Given information
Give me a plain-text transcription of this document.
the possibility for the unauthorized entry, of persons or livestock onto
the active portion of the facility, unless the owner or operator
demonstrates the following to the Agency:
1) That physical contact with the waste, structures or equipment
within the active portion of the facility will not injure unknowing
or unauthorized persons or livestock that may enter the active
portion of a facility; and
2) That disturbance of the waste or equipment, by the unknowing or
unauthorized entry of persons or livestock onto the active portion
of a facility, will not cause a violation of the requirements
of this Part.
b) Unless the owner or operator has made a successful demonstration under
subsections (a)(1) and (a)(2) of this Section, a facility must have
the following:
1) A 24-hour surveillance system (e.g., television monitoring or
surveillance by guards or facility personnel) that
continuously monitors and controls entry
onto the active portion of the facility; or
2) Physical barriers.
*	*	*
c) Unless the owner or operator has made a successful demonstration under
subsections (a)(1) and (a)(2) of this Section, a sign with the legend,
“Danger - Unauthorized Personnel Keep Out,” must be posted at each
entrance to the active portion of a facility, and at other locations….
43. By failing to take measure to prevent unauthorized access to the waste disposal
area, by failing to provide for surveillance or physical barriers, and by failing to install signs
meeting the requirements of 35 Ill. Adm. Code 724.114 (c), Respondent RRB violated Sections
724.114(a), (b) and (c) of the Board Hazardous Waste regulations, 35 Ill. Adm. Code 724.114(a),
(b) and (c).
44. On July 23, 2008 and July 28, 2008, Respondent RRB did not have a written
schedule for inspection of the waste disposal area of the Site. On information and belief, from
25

Exercise details
Write out the full listing, keeping every line exactly as it is.

Correct response
Give me a plain-text transcription of this document.
the possibility for the unauthorized entry, of persons or livestock onto
the active portion of the facility, unless the owner or operator
demonstrates the following to the Agency:
1) That physical contact with the waste, structures or equipment
within the active portion of the facility will not injure unknowing
or unauthorized persons or livestock that may enter the active
portion of a facility; and
2) That disturbance of the waste or equipment, by the unknowing or
unauthorized entry of persons or livestock onto the active portion
of a facility, will not cause a violation of the requirements
of this Part.
b) Unless the owner or operator has made a successful demonstration under
subsections (a)(1) and (a)(2) of this Section, a facility must have
the following:
1) A 24-hour surveillance system (e.g., television monitoring or
surveillance by guards or facility personnel) that
continuously monitors and controls entry
onto the active portion of the facility; or
2) Physical barriers.
*	*	*
c) Unless the owner or operator has made a successful demonstration under
subsections (a)(1) and (a)(2) of this Section, a sign with the legend,
“Danger - Unauthorized Personnel Keep Out,” must be posted at each
entrance to the active portion of a facility, and at other locations….
43. By failing to take measure to prevent unauthorized access to the waste disposal
area, by failing to provide for surveillance or physical barriers, and by failing to install signs
meeting the requirements of 35 Ill. Adm. Code 724.114 (c), Respondent RRB violated Sections
724.114(a), (b) and (c) of the Board Hazardous Waste regulations, 35 Ill. Adm. Code 724.114(a),
(b) and (c).
44. On July 23, 2008 and July 28, 2008, Respondent RRB did not have a written
schedule for inspection of the waste disposal area of the Site. On information and belief, from
25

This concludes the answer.